[Start of DATA SUPPLIED]

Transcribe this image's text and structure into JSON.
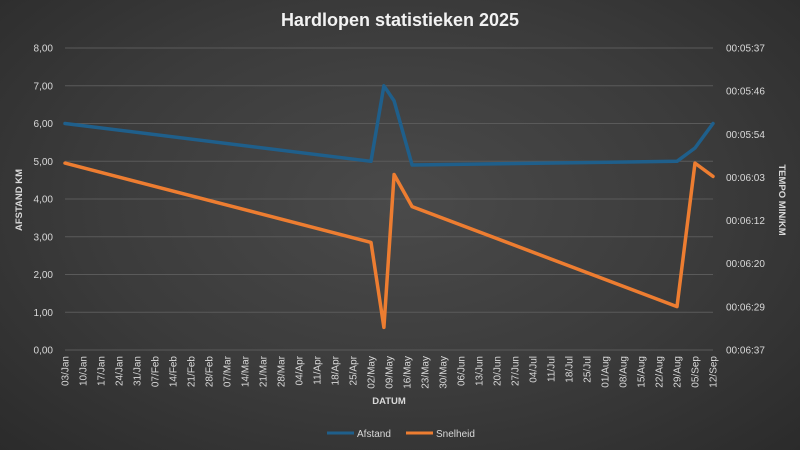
{
  "chart_data": {
    "type": "line",
    "title": "Hardlopen statistieken 2025",
    "xlabel": "DATUM",
    "ylabel_left": "AFSTAND KM",
    "ylabel_right": "TEMPO MIN/KM",
    "x_dates": [
      "2025-01-03",
      "2025-05-02",
      "2025-05-07",
      "2025-05-11",
      "2025-05-18",
      "2025-08-29",
      "2025-09-05",
      "2025-09-12"
    ],
    "x_ticks": [
      "03/Jan",
      "10/Jan",
      "17/Jan",
      "24/Jan",
      "31/Jan",
      "07/Feb",
      "14/Feb",
      "21/Feb",
      "28/Feb",
      "07/Mar",
      "14/Mar",
      "21/Mar",
      "28/Mar",
      "04/Apr",
      "11/Apr",
      "18/Apr",
      "25/Apr",
      "02/May",
      "09/May",
      "16/May",
      "23/May",
      "30/May",
      "06/Jun",
      "13/Jun",
      "20/Jun",
      "27/Jun",
      "04/Jul",
      "11/Jul",
      "18/Jul",
      "25/Jul",
      "01/Aug",
      "08/Aug",
      "15/Aug",
      "22/Aug",
      "29/Aug",
      "05/Sep",
      "12/Sep"
    ],
    "y_left_ticks": [
      "0,00",
      "1,00",
      "2,00",
      "3,00",
      "4,00",
      "5,00",
      "6,00",
      "7,00",
      "8,00"
    ],
    "y_left_range": [
      0,
      8
    ],
    "y_right_ticks": [
      "00:06:37",
      "00:06:29",
      "00:06:20",
      "00:06:12",
      "00:06:03",
      "00:05:54",
      "00:05:46",
      "00:05:37"
    ],
    "series": [
      {
        "name": "Afstand",
        "axis": "left",
        "color": "#1f5f8b",
        "values": [
          6.0,
          5.0,
          7.0,
          6.6,
          4.9,
          5.0,
          5.35,
          6.0
        ]
      },
      {
        "name": "Snelheid",
        "axis": "left",
        "color": "#ed7d31",
        "values": [
          4.95,
          2.85,
          0.6,
          4.65,
          3.8,
          1.15,
          4.95,
          4.6
        ]
      }
    ],
    "legend_position": "bottom",
    "grid": true
  }
}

[End of DATA SUPPLIED]

(PROMPT): Leave every image out, and retype the material exactly.

(CORRECT ANSWER):
Transcribe this image's text and structure into JSON.
{
  "chart_data": {
    "type": "line",
    "title": "Hardlopen statistieken 2025",
    "xlabel": "DATUM",
    "ylabel_left": "AFSTAND KM",
    "ylabel_right": "TEMPO MIN/KM",
    "x_dates": [
      "2025-01-03",
      "2025-05-02",
      "2025-05-07",
      "2025-05-11",
      "2025-05-18",
      "2025-08-29",
      "2025-09-05",
      "2025-09-12"
    ],
    "x_ticks": [
      "03/Jan",
      "10/Jan",
      "17/Jan",
      "24/Jan",
      "31/Jan",
      "07/Feb",
      "14/Feb",
      "21/Feb",
      "28/Feb",
      "07/Mar",
      "14/Mar",
      "21/Mar",
      "28/Mar",
      "04/Apr",
      "11/Apr",
      "18/Apr",
      "25/Apr",
      "02/May",
      "09/May",
      "16/May",
      "23/May",
      "30/May",
      "06/Jun",
      "13/Jun",
      "20/Jun",
      "27/Jun",
      "04/Jul",
      "11/Jul",
      "18/Jul",
      "25/Jul",
      "01/Aug",
      "08/Aug",
      "15/Aug",
      "22/Aug",
      "29/Aug",
      "05/Sep",
      "12/Sep"
    ],
    "y_left_ticks": [
      "0,00",
      "1,00",
      "2,00",
      "3,00",
      "4,00",
      "5,00",
      "6,00",
      "7,00",
      "8,00"
    ],
    "y_left_range": [
      0,
      8
    ],
    "y_right_ticks": [
      "00:06:37",
      "00:06:29",
      "00:06:20",
      "00:06:12",
      "00:06:03",
      "00:05:54",
      "00:05:46",
      "00:05:37"
    ],
    "series": [
      {
        "name": "Afstand",
        "axis": "left",
        "color": "#1f5f8b",
        "values": [
          6.0,
          5.0,
          7.0,
          6.6,
          4.9,
          5.0,
          5.35,
          6.0
        ]
      },
      {
        "name": "Snelheid",
        "axis": "left",
        "color": "#ed7d31",
        "values": [
          4.95,
          2.85,
          0.6,
          4.65,
          3.8,
          1.15,
          4.95,
          4.6
        ]
      }
    ],
    "legend_position": "bottom",
    "grid": true
  }
}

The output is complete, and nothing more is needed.